**PROBLEM STATEMENT:** All the data should come back exactly as it was given.

**DATA EXCERPTS:**

####################

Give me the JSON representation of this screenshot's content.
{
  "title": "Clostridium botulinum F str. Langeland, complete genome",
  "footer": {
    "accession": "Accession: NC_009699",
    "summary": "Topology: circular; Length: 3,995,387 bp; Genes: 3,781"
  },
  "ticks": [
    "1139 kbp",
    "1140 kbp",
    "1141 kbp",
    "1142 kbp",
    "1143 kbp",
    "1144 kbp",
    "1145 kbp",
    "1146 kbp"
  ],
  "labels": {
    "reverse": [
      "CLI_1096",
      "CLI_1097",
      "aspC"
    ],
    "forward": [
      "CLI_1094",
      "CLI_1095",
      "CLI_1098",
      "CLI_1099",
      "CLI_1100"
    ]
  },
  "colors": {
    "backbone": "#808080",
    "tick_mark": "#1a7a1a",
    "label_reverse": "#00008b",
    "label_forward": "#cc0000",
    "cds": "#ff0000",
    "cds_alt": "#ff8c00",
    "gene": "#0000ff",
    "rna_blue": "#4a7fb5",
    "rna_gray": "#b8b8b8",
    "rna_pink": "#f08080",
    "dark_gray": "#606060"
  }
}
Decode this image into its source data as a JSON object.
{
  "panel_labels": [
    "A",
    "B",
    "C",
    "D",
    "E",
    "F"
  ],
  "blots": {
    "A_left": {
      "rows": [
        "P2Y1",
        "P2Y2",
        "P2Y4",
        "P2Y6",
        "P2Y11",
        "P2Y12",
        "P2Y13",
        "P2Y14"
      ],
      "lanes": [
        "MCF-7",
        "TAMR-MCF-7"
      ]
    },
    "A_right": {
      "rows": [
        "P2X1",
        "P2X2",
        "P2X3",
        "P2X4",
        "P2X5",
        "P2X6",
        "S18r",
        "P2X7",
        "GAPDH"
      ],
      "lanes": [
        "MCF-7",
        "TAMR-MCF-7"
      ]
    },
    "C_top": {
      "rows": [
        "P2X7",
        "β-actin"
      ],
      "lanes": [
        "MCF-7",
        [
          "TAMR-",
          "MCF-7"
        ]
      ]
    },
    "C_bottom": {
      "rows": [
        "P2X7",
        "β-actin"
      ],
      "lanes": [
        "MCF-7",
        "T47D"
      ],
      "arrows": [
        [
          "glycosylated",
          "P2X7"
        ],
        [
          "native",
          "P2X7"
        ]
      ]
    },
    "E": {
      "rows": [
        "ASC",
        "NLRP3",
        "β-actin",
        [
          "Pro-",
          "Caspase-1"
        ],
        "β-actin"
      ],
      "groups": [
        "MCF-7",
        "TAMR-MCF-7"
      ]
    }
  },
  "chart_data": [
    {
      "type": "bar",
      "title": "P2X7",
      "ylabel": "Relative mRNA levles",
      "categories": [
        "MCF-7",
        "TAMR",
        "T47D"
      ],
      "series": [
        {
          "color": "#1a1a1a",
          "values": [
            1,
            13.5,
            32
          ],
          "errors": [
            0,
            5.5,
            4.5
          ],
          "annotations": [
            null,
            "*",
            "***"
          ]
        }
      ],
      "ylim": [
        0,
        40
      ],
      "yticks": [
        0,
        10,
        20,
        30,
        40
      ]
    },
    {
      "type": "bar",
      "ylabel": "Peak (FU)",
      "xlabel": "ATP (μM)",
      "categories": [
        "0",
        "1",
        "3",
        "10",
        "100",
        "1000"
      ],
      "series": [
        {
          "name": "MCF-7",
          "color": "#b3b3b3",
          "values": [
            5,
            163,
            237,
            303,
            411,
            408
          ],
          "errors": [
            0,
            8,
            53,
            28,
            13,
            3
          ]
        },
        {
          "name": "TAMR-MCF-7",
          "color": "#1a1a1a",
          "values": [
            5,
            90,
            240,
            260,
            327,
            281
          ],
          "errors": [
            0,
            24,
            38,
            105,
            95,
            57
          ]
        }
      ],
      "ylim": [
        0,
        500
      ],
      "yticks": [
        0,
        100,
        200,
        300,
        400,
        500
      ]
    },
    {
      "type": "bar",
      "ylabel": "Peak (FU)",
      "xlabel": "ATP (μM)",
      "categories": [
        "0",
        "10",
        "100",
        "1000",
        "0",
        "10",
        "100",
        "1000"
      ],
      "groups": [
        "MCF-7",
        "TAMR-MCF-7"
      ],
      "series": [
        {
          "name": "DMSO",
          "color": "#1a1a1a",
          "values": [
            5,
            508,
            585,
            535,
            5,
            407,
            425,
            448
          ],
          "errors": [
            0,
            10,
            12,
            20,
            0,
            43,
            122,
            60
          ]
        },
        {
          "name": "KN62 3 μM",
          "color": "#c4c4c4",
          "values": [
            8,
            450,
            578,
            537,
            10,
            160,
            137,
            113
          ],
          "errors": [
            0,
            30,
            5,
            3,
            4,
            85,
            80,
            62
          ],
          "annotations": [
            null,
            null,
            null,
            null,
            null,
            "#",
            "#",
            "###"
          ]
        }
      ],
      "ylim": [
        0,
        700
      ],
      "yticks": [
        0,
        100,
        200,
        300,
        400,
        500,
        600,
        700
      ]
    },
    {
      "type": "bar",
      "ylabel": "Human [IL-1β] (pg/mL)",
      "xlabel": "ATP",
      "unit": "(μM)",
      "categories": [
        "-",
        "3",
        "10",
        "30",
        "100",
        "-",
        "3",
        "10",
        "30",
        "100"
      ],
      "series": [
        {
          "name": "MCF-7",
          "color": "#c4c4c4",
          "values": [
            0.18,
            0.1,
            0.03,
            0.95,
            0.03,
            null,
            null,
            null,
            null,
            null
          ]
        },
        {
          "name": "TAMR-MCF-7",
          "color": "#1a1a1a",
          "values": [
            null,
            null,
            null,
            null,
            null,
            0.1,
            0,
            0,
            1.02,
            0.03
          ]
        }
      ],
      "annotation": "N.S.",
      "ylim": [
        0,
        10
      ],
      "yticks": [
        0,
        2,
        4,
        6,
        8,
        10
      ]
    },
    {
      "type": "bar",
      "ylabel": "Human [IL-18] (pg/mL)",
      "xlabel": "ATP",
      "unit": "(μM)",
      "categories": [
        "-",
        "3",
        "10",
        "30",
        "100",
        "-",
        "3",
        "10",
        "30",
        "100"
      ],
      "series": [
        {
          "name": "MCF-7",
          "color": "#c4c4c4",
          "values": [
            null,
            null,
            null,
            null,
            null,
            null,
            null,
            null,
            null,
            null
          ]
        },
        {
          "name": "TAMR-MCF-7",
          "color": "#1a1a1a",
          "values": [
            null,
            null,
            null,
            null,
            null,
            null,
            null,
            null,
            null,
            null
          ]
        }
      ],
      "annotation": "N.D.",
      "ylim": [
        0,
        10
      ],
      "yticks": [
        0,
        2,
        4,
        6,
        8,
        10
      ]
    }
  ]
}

####################

**SOLUTION:**
Give me the JSON representation of this screenshot's content.
{
  "title": "Clostridium botulinum F str. Langeland, complete genome",
  "footer": {
    "accession": "Accession: NC_009699",
    "summary": "Topology: circular; Length: 3,995,387 bp; Genes: 3,781"
  },
  "ticks": [
    "1139 kbp",
    "1140 kbp",
    "1141 kbp",
    "1142 kbp",
    "1143 kbp",
    "1144 kbp",
    "1145 kbp",
    "1146 kbp"
  ],
  "labels": {
    "reverse": [
      "CLI_1096",
      "CLI_1097",
      "aspC"
    ],
    "forward": [
      "CLI_1094",
      "CLI_1095",
      "CLI_1098",
      "CLI_1099",
      "CLI_1100"
    ]
  },
  "colors": {
    "backbone": "#808080",
    "tick_mark": "#1a7a1a",
    "label_reverse": "#00008b",
    "label_forward": "#cc0000",
    "cds": "#ff0000",
    "cds_alt": "#ff8c00",
    "gene": "#0000ff",
    "rna_blue": "#4a7fb5",
    "rna_gray": "#b8b8b8",
    "rna_pink": "#f08080",
    "dark_gray": "#606060"
  }
}
Decode this image into its source data as a JSON object.
{
  "panel_labels": [
    "A",
    "B",
    "C",
    "D",
    "E",
    "F"
  ],
  "blots": {
    "A_left": {
      "rows": [
        "P2Y1",
        "P2Y2",
        "P2Y4",
        "P2Y6",
        "P2Y11",
        "P2Y12",
        "P2Y13",
        "P2Y14"
      ],
      "lanes": [
        "MCF-7",
        "TAMR-MCF-7"
      ]
    },
    "A_right": {
      "rows": [
        "P2X1",
        "P2X2",
        "P2X3",
        "P2X4",
        "P2X5",
        "P2X6",
        "S18r",
        "P2X7",
        "GAPDH"
      ],
      "lanes": [
        "MCF-7",
        "TAMR-MCF-7"
      ]
    },
    "C_top": {
      "rows": [
        "P2X7",
        "β-actin"
      ],
      "lanes": [
        "MCF-7",
        [
          "TAMR-",
          "MCF-7"
        ]
      ]
    },
    "C_bottom": {
      "rows": [
        "P2X7",
        "β-actin"
      ],
      "lanes": [
        "MCF-7",
        "T47D"
      ],
      "arrows": [
        [
          "glycosylated",
          "P2X7"
        ],
        [
          "native",
          "P2X7"
        ]
      ]
    },
    "E": {
      "rows": [
        "ASC",
        "NLRP3",
        "β-actin",
        [
          "Pro-",
          "Caspase-1"
        ],
        "β-actin"
      ],
      "groups": [
        "MCF-7",
        "TAMR-MCF-7"
      ]
    }
  },
  "chart_data": [
    {
      "type": "bar",
      "title": "P2X7",
      "ylabel": "Relative mRNA levles",
      "categories": [
        "MCF-7",
        "TAMR",
        "T47D"
      ],
      "series": [
        {
          "color": "#1a1a1a",
          "values": [
            1,
            13.5,
            32
          ],
          "errors": [
            0,
            5.5,
            4.5
          ],
          "annotations": [
            null,
            "*",
            "***"
          ]
        }
      ],
      "ylim": [
        0,
        40
      ],
      "yticks": [
        0,
        10,
        20,
        30,
        40
      ]
    },
    {
      "type": "bar",
      "ylabel": "Peak (FU)",
      "xlabel": "ATP (μM)",
      "categories": [
        "0",
        "1",
        "3",
        "10",
        "100",
        "1000"
      ],
      "series": [
        {
          "name": "MCF-7",
          "color": "#b3b3b3",
          "values": [
            5,
            163,
            237,
            303,
            411,
            408
          ],
          "errors": [
            0,
            8,
            53,
            28,
            13,
            3
          ]
        },
        {
          "name": "TAMR-MCF-7",
          "color": "#1a1a1a",
          "values": [
            5,
            90,
            240,
            260,
            327,
            281
          ],
          "errors": [
            0,
            24,
            38,
            105,
            95,
            57
          ]
        }
      ],
      "ylim": [
        0,
        500
      ],
      "yticks": [
        0,
        100,
        200,
        300,
        400,
        500
      ]
    },
    {
      "type": "bar",
      "ylabel": "Peak (FU)",
      "xlabel": "ATP (μM)",
      "categories": [
        "0",
        "10",
        "100",
        "1000",
        "0",
        "10",
        "100",
        "1000"
      ],
      "groups": [
        "MCF-7",
        "TAMR-MCF-7"
      ],
      "series": [
        {
          "name": "DMSO",
          "color": "#1a1a1a",
          "values": [
            5,
            508,
            585,
            535,
            5,
            407,
            425,
            448
          ],
          "errors": [
            0,
            10,
            12,
            20,
            0,
            43,
            122,
            60
          ]
        },
        {
          "name": "KN62 3 μM",
          "color": "#c4c4c4",
          "values": [
            8,
            450,
            578,
            537,
            10,
            160,
            137,
            113
          ],
          "errors": [
            0,
            30,
            5,
            3,
            4,
            85,
            80,
            62
          ],
          "annotations": [
            null,
            null,
            null,
            null,
            null,
            "#",
            "#",
            "###"
          ]
        }
      ],
      "ylim": [
        0,
        700
      ],
      "yticks": [
        0,
        100,
        200,
        300,
        400,
        500,
        600,
        700
      ]
    },
    {
      "type": "bar",
      "ylabel": "Human [IL-1β] (pg/mL)",
      "xlabel": "ATP",
      "unit": "(μM)",
      "categories": [
        "-",
        "3",
        "10",
        "30",
        "100",
        "-",
        "3",
        "10",
        "30",
        "100"
      ],
      "series": [
        {
          "name": "MCF-7",
          "color": "#c4c4c4",
          "values": [
            0.18,
            0.1,
            0.03,
            0.95,
            0.03,
            null,
            null,
            null,
            null,
            null
          ]
        },
        {
          "name": "TAMR-MCF-7",
          "color": "#1a1a1a",
          "values": [
            null,
            null,
            null,
            null,
            null,
            0.1,
            0,
            0,
            1.02,
            0.03
          ]
        }
      ],
      "annotation": "N.S.",
      "ylim": [
        0,
        10
      ],
      "yticks": [
        0,
        2,
        4,
        6,
        8,
        10
      ]
    },
    {
      "type": "bar",
      "ylabel": "Human [IL-18] (pg/mL)",
      "xlabel": "ATP",
      "unit": "(μM)",
      "categories": [
        "-",
        "3",
        "10",
        "30",
        "100",
        "-",
        "3",
        "10",
        "30",
        "100"
      ],
      "series": [
        {
          "name": "MCF-7",
          "color": "#c4c4c4",
          "values": [
            null,
            null,
            null,
            null,
            null,
            null,
            null,
            null,
            null,
            null
          ]
        },
        {
          "name": "TAMR-MCF-7",
          "color": "#1a1a1a",
          "values": [
            null,
            null,
            null,
            null,
            null,
            null,
            null,
            null,
            null,
            null
          ]
        }
      ],
      "annotation": "N.D.",
      "ylim": [
        0,
        10
      ],
      "yticks": [
        0,
        2,
        4,
        6,
        8,
        10
      ]
    }
  ]
}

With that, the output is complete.